— Exercise prompt —
Repeat each entry in full, exactly.

# # #

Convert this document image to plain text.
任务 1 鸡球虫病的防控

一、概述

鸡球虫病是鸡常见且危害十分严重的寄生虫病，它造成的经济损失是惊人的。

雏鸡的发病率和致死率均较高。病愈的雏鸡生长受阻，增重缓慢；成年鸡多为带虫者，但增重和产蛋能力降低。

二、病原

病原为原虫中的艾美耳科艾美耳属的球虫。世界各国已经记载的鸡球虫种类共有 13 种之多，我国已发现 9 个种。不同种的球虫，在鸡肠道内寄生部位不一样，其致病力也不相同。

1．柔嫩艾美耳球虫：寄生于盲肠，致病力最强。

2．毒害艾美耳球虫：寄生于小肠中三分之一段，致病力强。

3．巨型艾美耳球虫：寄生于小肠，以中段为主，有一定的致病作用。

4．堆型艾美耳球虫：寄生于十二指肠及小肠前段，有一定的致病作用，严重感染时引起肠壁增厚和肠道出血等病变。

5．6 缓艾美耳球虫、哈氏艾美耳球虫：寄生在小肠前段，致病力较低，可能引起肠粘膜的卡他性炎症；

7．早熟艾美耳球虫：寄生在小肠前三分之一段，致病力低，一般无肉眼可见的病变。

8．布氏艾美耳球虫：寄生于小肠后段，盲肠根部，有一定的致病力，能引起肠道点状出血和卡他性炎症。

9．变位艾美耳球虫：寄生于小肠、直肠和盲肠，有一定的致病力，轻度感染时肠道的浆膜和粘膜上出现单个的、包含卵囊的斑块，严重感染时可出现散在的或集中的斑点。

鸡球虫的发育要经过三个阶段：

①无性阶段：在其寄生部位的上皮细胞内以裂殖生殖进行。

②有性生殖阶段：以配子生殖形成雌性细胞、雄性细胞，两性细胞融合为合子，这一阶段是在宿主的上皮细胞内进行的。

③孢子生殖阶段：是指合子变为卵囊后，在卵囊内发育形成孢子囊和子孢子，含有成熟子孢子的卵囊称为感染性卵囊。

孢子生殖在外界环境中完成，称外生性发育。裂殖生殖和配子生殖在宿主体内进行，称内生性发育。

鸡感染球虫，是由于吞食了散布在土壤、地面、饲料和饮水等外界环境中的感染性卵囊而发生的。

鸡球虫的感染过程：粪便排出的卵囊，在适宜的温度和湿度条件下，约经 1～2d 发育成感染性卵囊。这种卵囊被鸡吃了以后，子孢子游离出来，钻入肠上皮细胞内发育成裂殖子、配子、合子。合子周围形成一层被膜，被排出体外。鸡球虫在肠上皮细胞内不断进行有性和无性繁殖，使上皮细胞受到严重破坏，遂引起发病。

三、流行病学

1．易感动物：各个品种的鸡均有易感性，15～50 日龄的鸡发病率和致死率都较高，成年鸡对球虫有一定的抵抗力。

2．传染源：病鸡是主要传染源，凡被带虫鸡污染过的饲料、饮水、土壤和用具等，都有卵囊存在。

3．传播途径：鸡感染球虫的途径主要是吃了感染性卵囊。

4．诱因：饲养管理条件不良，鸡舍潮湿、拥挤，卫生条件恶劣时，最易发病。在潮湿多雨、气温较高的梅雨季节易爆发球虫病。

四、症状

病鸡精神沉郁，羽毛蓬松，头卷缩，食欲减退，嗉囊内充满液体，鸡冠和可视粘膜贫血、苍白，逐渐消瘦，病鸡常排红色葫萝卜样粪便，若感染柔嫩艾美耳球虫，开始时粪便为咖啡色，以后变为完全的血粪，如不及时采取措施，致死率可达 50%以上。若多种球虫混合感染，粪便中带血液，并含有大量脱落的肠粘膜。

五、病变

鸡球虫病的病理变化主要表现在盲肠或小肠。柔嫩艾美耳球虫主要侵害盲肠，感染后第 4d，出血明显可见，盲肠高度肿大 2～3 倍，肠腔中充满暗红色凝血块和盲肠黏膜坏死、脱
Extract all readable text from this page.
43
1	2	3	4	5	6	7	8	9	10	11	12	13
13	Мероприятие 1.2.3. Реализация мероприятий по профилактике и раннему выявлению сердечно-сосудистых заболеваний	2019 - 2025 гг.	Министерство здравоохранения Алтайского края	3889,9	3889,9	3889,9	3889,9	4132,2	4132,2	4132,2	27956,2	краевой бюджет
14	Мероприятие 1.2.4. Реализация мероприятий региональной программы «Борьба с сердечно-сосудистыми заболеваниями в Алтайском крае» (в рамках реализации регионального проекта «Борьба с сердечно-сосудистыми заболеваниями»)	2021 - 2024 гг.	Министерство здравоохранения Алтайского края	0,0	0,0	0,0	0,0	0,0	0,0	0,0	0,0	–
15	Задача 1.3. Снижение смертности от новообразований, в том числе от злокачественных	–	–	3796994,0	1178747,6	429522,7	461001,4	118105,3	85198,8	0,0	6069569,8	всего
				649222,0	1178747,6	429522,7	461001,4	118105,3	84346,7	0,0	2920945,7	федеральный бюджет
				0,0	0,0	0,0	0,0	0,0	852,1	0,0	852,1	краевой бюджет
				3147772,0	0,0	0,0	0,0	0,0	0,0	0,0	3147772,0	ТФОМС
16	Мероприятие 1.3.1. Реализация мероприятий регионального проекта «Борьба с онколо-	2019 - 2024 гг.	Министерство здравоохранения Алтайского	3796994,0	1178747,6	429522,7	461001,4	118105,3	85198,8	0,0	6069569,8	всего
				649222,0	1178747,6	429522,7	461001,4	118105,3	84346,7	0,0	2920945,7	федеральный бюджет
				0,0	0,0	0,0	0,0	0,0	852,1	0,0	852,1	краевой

# # #

— Answer in full —
Convert this document image to plain text.
任务 1 鸡球虫病的防控

一、概述

鸡球虫病是鸡常见且危害十分严重的寄生虫病，它造成的经济损失是惊人的。

雏鸡的发病率和致死率均较高。病愈的雏鸡生长受阻，增重缓慢；成年鸡多为带虫者，但增重和产蛋能力降低。

二、病原

病原为原虫中的艾美耳科艾美耳属的球虫。世界各国已经记载的鸡球虫种类共有 13 种之多，我国已发现 9 个种。不同种的球虫，在鸡肠道内寄生部位不一样，其致病力也不相同。

1．柔嫩艾美耳球虫：寄生于盲肠，致病力最强。

2．毒害艾美耳球虫：寄生于小肠中三分之一段，致病力强。

3．巨型艾美耳球虫：寄生于小肠，以中段为主，有一定的致病作用。

4．堆型艾美耳球虫：寄生于十二指肠及小肠前段，有一定的致病作用，严重感染时引起肠壁增厚和肠道出血等病变。

5．6 缓艾美耳球虫、哈氏艾美耳球虫：寄生在小肠前段，致病力较低，可能引起肠粘膜的卡他性炎症；

7．早熟艾美耳球虫：寄生在小肠前三分之一段，致病力低，一般无肉眼可见的病变。

8．布氏艾美耳球虫：寄生于小肠后段，盲肠根部，有一定的致病力，能引起肠道点状出血和卡他性炎症。

9．变位艾美耳球虫：寄生于小肠、直肠和盲肠，有一定的致病力，轻度感染时肠道的浆膜和粘膜上出现单个的、包含卵囊的斑块，严重感染时可出现散在的或集中的斑点。

鸡球虫的发育要经过三个阶段：

①无性阶段：在其寄生部位的上皮细胞内以裂殖生殖进行。

②有性生殖阶段：以配子生殖形成雌性细胞、雄性细胞，两性细胞融合为合子，这一阶段是在宿主的上皮细胞内进行的。

③孢子生殖阶段：是指合子变为卵囊后，在卵囊内发育形成孢子囊和子孢子，含有成熟子孢子的卵囊称为感染性卵囊。

孢子生殖在外界环境中完成，称外生性发育。裂殖生殖和配子生殖在宿主体内进行，称内生性发育。

鸡感染球虫，是由于吞食了散布在土壤、地面、饲料和饮水等外界环境中的感染性卵囊而发生的。

鸡球虫的感染过程：粪便排出的卵囊，在适宜的温度和湿度条件下，约经 1～2d 发育成感染性卵囊。这种卵囊被鸡吃了以后，子孢子游离出来，钻入肠上皮细胞内发育成裂殖子、配子、合子。合子周围形成一层被膜，被排出体外。鸡球虫在肠上皮细胞内不断进行有性和无性繁殖，使上皮细胞受到严重破坏，遂引起发病。

三、流行病学

1．易感动物：各个品种的鸡均有易感性，15～50 日龄的鸡发病率和致死率都较高，成年鸡对球虫有一定的抵抗力。

2．传染源：病鸡是主要传染源，凡被带虫鸡污染过的饲料、饮水、土壤和用具等，都有卵囊存在。

3．传播途径：鸡感染球虫的途径主要是吃了感染性卵囊。

4．诱因：饲养管理条件不良，鸡舍潮湿、拥挤，卫生条件恶劣时，最易发病。在潮湿多雨、气温较高的梅雨季节易爆发球虫病。

四、症状

病鸡精神沉郁，羽毛蓬松，头卷缩，食欲减退，嗉囊内充满液体，鸡冠和可视粘膜贫血、苍白，逐渐消瘦，病鸡常排红色葫萝卜样粪便，若感染柔嫩艾美耳球虫，开始时粪便为咖啡色，以后变为完全的血粪，如不及时采取措施，致死率可达 50%以上。若多种球虫混合感染，粪便中带血液，并含有大量脱落的肠粘膜。

五、病变

鸡球虫病的病理变化主要表现在盲肠或小肠。柔嫩艾美耳球虫主要侵害盲肠，感染后第 4d，出血明显可见，盲肠高度肿大 2～3 倍，肠腔中充满暗红色凝血块和盲肠黏膜坏死、脱
Extract all readable text from this page.
43
1	2	3	4	5	6	7	8	9	10	11	12	13
13	Мероприятие 1.2.3. Реализация мероприятий по профилактике и раннему выявлению сердечно-сосудистых заболеваний	2019 - 2025 гг.	Министерство здравоохранения Алтайского края	3889,9	3889,9	3889,9	3889,9	4132,2	4132,2	4132,2	27956,2	краевой бюджет
14	Мероприятие 1.2.4. Реализация мероприятий региональной программы «Борьба с сердечно-сосудистыми заболеваниями в Алтайском крае» (в рамках реализации регионального проекта «Борьба с сердечно-сосудистыми заболеваниями»)	2021 - 2024 гг.	Министерство здравоохранения Алтайского края	0,0	0,0	0,0	0,0	0,0	0,0	0,0	0,0	–
15	Задача 1.3. Снижение смертности от новообразований, в том числе от злокачественных	–	–	3796994,0	1178747,6	429522,7	461001,4	118105,3	85198,8	0,0	6069569,8	всего
				649222,0	1178747,6	429522,7	461001,4	118105,3	84346,7	0,0	2920945,7	федеральный бюджет
				0,0	0,0	0,0	0,0	0,0	852,1	0,0	852,1	краевой бюджет
				3147772,0	0,0	0,0	0,0	0,0	0,0	0,0	3147772,0	ТФОМС
16	Мероприятие 1.3.1. Реализация мероприятий регионального проекта «Борьба с онколо-	2019 - 2024 гг.	Министерство здравоохранения Алтайского	3796994,0	1178747,6	429522,7	461001,4	118105,3	85198,8	0,0	6069569,8	всего
				649222,0	1178747,6	429522,7	461001,4	118105,3	84346,7	0,0	2920945,7	федеральный бюджет
				0,0	0,0	0,0	0,0	0,0	852,1	0,0	852,1	краевой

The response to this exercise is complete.